WHAT YOU SHOULD DO:
Set out every line bearing the string "Starred".

-------- DATA EXTRACT

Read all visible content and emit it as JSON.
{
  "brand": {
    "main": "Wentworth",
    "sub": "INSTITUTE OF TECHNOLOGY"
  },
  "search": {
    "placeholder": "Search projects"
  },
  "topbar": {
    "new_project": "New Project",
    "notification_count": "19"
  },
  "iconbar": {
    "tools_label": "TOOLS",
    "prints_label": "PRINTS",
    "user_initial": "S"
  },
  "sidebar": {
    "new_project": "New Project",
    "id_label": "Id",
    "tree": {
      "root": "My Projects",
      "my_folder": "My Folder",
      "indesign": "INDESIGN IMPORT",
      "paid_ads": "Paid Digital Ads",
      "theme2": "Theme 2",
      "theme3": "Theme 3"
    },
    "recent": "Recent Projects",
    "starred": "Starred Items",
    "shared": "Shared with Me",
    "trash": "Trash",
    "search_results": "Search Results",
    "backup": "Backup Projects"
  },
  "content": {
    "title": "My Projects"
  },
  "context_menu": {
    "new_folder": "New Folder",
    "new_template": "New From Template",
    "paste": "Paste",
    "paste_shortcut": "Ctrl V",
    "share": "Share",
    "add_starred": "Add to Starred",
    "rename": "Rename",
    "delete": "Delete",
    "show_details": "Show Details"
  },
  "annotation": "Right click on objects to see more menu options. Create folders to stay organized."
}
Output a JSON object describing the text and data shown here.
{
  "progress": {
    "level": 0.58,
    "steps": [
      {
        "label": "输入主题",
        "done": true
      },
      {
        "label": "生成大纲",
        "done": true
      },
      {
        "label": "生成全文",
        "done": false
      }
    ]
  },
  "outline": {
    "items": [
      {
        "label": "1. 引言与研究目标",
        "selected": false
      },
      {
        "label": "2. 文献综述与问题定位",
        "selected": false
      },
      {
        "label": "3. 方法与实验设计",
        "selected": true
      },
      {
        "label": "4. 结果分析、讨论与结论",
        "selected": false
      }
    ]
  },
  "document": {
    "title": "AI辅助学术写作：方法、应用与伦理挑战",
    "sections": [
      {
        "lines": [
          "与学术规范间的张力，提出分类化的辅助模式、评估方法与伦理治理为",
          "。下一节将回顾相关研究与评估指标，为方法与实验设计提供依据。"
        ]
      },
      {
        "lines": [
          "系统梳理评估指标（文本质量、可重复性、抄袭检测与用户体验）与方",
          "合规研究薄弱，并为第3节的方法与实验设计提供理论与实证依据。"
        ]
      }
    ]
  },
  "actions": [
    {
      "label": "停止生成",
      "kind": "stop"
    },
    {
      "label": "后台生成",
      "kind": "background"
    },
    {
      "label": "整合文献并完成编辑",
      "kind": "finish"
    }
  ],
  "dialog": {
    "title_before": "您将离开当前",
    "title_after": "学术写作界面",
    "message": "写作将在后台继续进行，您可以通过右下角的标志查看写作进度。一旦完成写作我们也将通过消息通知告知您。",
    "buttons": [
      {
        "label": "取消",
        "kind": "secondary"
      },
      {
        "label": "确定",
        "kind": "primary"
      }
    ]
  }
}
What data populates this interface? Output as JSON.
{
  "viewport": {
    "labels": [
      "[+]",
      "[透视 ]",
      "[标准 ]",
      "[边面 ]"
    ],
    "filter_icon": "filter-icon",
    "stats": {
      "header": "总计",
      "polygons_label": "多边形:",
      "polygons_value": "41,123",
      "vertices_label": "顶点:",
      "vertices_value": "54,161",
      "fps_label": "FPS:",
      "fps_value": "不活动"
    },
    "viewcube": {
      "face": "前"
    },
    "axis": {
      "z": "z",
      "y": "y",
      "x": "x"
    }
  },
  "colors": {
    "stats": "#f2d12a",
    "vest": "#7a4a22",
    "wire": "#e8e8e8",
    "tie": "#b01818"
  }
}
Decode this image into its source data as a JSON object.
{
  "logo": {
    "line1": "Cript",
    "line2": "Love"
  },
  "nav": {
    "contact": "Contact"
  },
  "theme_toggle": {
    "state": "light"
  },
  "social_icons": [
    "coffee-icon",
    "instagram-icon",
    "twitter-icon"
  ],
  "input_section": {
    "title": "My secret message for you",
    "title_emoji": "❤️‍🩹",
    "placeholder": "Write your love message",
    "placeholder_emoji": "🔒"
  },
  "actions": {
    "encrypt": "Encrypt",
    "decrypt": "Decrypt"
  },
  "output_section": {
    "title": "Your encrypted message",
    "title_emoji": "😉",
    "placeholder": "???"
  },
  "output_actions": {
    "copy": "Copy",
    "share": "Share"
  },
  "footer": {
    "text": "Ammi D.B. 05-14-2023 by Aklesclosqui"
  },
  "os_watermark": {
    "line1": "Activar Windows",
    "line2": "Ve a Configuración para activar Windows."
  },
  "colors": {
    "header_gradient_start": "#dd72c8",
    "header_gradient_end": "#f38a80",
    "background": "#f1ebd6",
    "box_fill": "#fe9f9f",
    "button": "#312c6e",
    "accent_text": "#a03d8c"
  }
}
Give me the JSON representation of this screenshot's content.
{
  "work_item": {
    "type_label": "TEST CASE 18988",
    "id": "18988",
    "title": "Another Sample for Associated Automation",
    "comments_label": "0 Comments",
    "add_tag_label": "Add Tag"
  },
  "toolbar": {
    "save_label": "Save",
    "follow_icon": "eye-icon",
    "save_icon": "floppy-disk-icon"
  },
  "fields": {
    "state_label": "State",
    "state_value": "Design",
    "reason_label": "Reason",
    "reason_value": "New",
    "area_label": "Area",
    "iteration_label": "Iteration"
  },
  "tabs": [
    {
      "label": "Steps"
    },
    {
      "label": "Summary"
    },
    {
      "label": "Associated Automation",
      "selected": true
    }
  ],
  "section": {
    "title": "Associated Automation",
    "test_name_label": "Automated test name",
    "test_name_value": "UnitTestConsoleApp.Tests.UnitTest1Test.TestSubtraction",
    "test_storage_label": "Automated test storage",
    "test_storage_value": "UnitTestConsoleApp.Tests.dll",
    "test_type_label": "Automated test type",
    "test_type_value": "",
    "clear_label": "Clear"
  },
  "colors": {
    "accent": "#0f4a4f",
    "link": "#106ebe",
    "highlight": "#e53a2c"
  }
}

----------------

REPLY TO THE TASK:
    "starred": "Starred Items",
    "add_starred": "Add to Starred",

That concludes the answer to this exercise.